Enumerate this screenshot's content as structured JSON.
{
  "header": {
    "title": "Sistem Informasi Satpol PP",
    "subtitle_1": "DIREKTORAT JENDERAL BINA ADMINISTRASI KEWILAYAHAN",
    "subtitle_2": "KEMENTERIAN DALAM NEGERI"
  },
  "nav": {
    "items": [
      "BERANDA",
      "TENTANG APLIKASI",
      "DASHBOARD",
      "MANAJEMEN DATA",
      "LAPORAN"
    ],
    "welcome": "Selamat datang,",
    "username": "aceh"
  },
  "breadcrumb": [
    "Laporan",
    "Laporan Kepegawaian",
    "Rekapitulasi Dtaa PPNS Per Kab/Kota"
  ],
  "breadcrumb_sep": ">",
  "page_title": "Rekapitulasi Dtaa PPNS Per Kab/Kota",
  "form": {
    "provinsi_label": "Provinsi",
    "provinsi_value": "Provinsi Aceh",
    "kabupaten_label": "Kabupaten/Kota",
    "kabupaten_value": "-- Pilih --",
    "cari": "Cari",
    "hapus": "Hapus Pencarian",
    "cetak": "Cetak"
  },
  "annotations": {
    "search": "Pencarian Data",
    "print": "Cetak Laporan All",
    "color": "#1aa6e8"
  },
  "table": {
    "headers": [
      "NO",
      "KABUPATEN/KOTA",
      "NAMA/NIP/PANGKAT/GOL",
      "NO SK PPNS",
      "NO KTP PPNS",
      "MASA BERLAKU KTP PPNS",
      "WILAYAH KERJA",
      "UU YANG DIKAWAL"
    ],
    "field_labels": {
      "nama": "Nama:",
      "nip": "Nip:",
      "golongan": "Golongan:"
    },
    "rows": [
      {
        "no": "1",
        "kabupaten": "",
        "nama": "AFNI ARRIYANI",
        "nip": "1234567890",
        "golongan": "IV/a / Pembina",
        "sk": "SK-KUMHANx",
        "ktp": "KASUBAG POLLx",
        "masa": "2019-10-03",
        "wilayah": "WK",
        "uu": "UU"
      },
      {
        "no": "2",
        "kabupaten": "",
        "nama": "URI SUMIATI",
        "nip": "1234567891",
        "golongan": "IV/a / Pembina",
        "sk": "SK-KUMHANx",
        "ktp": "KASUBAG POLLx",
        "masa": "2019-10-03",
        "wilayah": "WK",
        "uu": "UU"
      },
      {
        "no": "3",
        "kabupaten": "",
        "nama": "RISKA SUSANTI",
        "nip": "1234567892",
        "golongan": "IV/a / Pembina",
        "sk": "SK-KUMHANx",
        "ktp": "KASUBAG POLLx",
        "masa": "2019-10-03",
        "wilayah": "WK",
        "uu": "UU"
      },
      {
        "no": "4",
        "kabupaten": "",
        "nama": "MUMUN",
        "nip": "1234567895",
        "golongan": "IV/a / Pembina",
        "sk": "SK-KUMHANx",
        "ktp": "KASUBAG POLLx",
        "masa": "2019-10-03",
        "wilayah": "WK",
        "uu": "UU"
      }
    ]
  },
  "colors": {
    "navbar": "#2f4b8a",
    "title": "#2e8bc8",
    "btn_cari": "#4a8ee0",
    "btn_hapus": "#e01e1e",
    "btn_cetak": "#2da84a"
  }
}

TO BE DONE - Write the entries again, exactly as they stand.

FINAL RESULT -
Enumerate this screenshot's content as structured JSON.
{
  "header": {
    "title": "Sistem Informasi Satpol PP",
    "subtitle_1": "DIREKTORAT JENDERAL BINA ADMINISTRASI KEWILAYAHAN",
    "subtitle_2": "KEMENTERIAN DALAM NEGERI"
  },
  "nav": {
    "items": [
      "BERANDA",
      "TENTANG APLIKASI",
      "DASHBOARD",
      "MANAJEMEN DATA",
      "LAPORAN"
    ],
    "welcome": "Selamat datang,",
    "username": "aceh"
  },
  "breadcrumb": [
    "Laporan",
    "Laporan Kepegawaian",
    "Rekapitulasi Dtaa PPNS Per Kab/Kota"
  ],
  "breadcrumb_sep": ">",
  "page_title": "Rekapitulasi Dtaa PPNS Per Kab/Kota",
  "form": {
    "provinsi_label": "Provinsi",
    "provinsi_value": "Provinsi Aceh",
    "kabupaten_label": "Kabupaten/Kota",
    "kabupaten_value": "-- Pilih --",
    "cari": "Cari",
    "hapus": "Hapus Pencarian",
    "cetak": "Cetak"
  },
  "annotations": {
    "search": "Pencarian Data",
    "print": "Cetak Laporan All",
    "color": "#1aa6e8"
  },
  "table": {
    "headers": [
      "NO",
      "KABUPATEN/KOTA",
      "NAMA/NIP/PANGKAT/GOL",
      "NO SK PPNS",
      "NO KTP PPNS",
      "MASA BERLAKU KTP PPNS",
      "WILAYAH KERJA",
      "UU YANG DIKAWAL"
    ],
    "field_labels": {
      "nama": "Nama:",
      "nip": "Nip:",
      "golongan": "Golongan:"
    },
    "rows": [
      {
        "no": "1",
        "kabupaten": "",
        "nama": "AFNI ARRIYANI",
        "nip": "1234567890",
        "golongan": "IV/a / Pembina",
        "sk": "SK-KUMHANx",
        "ktp": "KASUBAG POLLx",
        "masa": "2019-10-03",
        "wilayah": "WK",
        "uu": "UU"
      },
      {
        "no": "2",
        "kabupaten": "",
        "nama": "URI SUMIATI",
        "nip": "1234567891",
        "golongan": "IV/a / Pembina",
        "sk": "SK-KUMHANx",
        "ktp": "KASUBAG POLLx",
        "masa": "2019-10-03",
        "wilayah": "WK",
        "uu": "UU"
      },
      {
        "no": "3",
        "kabupaten": "",
        "nama": "RISKA SUSANTI",
        "nip": "1234567892",
        "golongan": "IV/a / Pembina",
        "sk": "SK-KUMHANx",
        "ktp": "KASUBAG POLLx",
        "masa": "2019-10-03",
        "wilayah": "WK",
        "uu": "UU"
      },
      {
        "no": "4",
        "kabupaten": "",
        "nama": "MUMUN",
        "nip": "1234567895",
        "golongan": "IV/a / Pembina",
        "sk": "SK-KUMHANx",
        "ktp": "KASUBAG POLLx",
        "masa": "2019-10-03",
        "wilayah": "WK",
        "uu": "UU"
      }
    ]
  },
  "colors": {
    "navbar": "#2f4b8a",
    "title": "#2e8bc8",
    "btn_cari": "#4a8ee0",
    "btn_hapus": "#e01e1e",
    "btn_cetak": "#2da84a"
  }
}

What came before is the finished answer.